- _Task prompt_
Write the number of lines holding the word "Singapore", and nothing else.

- _Information shown_
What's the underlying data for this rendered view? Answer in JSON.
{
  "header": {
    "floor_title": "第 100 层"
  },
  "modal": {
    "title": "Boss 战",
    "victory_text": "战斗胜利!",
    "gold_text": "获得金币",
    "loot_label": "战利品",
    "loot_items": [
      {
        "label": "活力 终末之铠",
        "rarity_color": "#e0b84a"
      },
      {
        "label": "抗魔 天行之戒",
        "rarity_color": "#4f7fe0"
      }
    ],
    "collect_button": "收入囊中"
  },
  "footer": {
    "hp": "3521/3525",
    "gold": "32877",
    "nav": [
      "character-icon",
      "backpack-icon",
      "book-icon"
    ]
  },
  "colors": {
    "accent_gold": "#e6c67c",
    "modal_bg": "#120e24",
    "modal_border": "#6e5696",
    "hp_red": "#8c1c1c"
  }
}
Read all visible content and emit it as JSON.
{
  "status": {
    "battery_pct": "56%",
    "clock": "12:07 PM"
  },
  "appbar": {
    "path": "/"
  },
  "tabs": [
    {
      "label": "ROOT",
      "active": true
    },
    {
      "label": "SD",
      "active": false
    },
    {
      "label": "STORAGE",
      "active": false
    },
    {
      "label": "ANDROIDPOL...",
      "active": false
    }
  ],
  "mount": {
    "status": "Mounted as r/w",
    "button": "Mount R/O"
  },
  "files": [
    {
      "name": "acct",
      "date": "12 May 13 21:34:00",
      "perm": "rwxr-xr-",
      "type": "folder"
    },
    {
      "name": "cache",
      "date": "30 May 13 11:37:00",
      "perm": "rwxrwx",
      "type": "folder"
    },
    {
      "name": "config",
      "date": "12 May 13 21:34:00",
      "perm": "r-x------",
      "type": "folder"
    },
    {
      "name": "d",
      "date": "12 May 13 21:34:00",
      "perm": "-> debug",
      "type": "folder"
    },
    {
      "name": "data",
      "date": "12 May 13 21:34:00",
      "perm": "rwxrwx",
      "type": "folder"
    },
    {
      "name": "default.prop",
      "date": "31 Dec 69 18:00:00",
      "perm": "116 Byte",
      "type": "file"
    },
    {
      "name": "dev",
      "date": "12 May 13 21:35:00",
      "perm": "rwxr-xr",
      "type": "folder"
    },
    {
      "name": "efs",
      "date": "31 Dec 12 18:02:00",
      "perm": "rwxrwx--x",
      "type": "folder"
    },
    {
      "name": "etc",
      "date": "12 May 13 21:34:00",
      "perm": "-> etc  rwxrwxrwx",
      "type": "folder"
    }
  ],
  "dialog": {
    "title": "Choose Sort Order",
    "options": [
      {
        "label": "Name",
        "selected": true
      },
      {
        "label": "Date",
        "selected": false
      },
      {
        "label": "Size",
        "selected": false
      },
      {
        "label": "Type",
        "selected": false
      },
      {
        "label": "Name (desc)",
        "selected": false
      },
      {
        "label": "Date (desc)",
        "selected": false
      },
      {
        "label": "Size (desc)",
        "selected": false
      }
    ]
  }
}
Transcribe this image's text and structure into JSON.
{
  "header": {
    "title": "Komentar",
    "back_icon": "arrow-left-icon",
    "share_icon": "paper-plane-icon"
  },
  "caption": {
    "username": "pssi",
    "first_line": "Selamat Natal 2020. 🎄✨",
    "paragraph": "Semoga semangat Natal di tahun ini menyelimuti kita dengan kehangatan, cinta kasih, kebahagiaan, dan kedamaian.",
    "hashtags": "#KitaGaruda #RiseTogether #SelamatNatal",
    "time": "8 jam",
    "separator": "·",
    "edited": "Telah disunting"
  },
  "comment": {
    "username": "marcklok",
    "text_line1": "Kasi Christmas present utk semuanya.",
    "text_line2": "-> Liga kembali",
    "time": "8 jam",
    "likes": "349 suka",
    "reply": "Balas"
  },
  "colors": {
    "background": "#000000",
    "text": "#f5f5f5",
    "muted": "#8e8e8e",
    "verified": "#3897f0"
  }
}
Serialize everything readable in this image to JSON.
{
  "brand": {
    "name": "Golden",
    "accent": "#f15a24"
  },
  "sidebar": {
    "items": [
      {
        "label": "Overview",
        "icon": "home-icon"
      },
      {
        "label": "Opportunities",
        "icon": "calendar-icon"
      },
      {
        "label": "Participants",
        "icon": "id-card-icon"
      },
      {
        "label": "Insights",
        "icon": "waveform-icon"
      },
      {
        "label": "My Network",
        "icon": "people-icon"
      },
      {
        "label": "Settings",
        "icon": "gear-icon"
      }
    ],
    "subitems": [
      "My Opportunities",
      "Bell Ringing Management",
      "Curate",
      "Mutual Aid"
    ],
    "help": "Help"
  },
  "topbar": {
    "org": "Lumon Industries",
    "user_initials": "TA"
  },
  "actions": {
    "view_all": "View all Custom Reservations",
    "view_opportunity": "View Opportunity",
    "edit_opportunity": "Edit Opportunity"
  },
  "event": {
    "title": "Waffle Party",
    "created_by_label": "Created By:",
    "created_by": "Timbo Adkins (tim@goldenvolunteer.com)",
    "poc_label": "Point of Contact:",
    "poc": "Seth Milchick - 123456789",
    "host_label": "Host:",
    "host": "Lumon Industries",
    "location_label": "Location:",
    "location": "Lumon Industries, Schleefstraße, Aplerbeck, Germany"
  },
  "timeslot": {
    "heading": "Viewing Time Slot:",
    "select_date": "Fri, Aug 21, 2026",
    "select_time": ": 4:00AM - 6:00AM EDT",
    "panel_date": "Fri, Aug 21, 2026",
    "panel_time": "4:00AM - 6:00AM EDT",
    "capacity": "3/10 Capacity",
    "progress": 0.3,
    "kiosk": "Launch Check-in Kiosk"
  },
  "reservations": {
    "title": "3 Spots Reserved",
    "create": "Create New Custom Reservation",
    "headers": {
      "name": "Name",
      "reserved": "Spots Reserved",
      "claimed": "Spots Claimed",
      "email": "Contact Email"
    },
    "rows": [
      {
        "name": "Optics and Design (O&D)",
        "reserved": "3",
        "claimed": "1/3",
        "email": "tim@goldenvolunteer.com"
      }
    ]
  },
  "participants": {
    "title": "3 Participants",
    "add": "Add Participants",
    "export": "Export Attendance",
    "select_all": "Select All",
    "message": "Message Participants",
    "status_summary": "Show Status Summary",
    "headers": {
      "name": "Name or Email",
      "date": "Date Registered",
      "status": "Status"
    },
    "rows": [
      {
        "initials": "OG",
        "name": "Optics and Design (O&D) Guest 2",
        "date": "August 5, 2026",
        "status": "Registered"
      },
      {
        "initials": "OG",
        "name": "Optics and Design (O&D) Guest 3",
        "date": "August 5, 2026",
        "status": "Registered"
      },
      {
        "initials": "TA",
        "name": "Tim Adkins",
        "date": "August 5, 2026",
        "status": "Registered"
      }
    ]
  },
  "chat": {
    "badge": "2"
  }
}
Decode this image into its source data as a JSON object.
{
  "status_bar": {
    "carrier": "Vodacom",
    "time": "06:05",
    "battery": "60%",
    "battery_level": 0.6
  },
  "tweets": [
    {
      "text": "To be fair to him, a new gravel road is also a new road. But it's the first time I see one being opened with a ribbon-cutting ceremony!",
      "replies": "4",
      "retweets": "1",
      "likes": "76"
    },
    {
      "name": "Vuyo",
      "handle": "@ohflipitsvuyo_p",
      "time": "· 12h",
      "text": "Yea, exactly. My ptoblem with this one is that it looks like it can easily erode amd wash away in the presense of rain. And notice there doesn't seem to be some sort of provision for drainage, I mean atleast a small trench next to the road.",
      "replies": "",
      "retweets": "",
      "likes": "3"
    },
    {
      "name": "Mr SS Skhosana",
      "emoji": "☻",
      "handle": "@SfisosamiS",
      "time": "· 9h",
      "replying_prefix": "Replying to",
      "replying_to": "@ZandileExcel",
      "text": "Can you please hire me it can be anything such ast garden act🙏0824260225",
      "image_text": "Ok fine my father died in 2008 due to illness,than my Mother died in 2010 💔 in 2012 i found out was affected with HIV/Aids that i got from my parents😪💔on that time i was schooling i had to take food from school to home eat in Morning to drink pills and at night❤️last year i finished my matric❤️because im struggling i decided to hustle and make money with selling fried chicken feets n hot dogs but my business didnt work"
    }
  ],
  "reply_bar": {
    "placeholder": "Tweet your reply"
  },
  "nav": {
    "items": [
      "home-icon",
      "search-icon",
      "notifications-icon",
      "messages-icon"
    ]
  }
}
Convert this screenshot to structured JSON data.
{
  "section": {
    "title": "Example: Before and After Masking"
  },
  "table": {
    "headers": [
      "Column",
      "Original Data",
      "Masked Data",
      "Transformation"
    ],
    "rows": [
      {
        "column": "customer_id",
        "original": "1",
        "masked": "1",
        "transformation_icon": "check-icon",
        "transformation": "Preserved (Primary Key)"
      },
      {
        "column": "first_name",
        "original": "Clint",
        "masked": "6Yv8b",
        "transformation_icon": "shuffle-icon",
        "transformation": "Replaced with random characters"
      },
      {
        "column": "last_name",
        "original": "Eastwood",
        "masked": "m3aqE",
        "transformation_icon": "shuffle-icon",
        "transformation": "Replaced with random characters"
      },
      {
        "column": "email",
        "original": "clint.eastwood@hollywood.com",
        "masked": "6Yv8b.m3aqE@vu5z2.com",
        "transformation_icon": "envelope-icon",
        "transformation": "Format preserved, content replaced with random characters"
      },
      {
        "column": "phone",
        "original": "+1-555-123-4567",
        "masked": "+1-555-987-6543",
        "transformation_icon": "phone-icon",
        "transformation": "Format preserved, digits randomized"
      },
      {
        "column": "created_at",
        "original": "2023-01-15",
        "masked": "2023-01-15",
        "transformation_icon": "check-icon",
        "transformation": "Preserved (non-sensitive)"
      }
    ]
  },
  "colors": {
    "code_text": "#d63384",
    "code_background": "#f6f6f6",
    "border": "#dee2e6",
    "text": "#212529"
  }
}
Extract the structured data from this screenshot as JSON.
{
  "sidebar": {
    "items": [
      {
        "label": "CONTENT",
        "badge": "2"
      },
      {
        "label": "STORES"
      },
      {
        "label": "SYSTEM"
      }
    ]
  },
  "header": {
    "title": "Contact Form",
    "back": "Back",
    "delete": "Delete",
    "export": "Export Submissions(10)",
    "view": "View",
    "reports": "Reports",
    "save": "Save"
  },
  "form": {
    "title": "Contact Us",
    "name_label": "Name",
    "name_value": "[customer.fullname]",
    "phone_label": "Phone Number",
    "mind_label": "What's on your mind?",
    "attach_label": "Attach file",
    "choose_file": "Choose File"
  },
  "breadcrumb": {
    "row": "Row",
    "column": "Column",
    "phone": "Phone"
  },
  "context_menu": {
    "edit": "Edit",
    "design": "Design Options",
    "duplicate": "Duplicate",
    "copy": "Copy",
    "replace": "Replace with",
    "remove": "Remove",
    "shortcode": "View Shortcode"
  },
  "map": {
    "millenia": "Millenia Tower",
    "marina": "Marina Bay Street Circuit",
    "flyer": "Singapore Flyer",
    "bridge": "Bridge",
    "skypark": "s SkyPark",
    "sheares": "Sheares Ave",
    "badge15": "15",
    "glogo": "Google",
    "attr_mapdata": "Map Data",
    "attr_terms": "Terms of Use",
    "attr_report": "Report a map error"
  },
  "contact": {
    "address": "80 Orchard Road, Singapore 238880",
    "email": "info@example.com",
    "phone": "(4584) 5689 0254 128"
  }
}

- _The answer_
2